_What this task involves_.
Exactly as they appear, output all of the records. Skip any images.

*** Stored rows ***

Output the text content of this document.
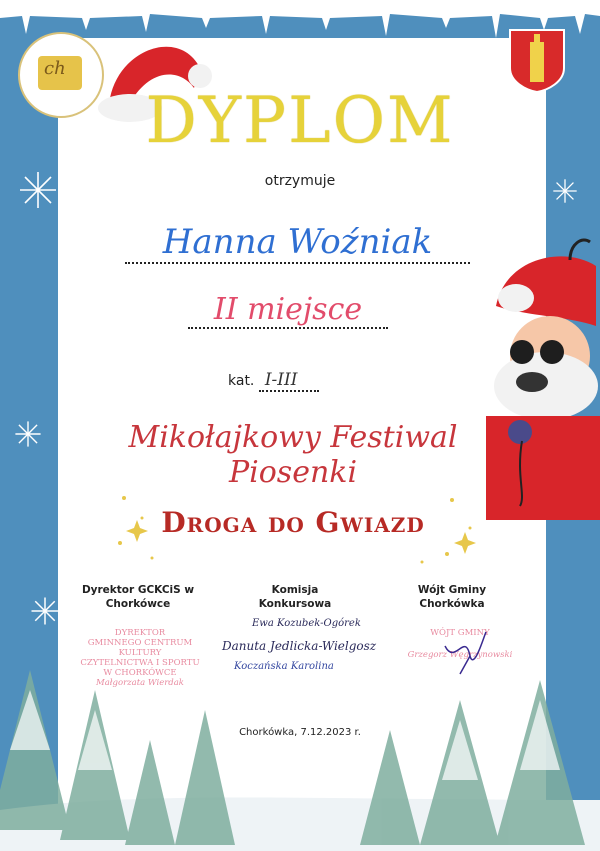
ch
DYPLOM
otrzymuje
Hanna Woźniak
II miejsce
kat. I-III
Mikołajkowy Festiwal Piosenki
Droga do Gwiazd
Dyrektor GCKCiS w Chorkówce
Komisja Konkursowa
Wójt Gminy Chorkówka
DYREKTOR
GMINNEGO CENTRUM KULTURY
CZYTELNICTWA I SPORTU
W CHORKÓWCE
Małgorzata Wierdak
Ewa Kozubek-Ogórek
Danuta Jedlicka-Wielgosz
Koczańska Karolina
WÓJT GMINY
Grzegorz Węgrzynowski
Chorkówka, 7.12.2023 r.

***

_Exercise output_.
Output the text content of this document.
ch
DYPLOM
otrzymuje
Hanna Woźniak
II miejsce
kat. I-III
Mikołajkowy Festiwal Piosenki
Droga do Gwiazd
Dyrektor GCKCiS w Chorkówce
Komisja Konkursowa
Wójt Gminy Chorkówka
DYREKTOR
GMINNEGO CENTRUM KULTURY
CZYTELNICTWA I SPORTU
W CHORKÓWCE
Małgorzata Wierdak
Ewa Kozubek-Ogórek
Danuta Jedlicka-Wielgosz
Koczańska Karolina
WÓJT GMINY
Grzegorz Węgrzynowski
Chorkówka, 7.12.2023 r.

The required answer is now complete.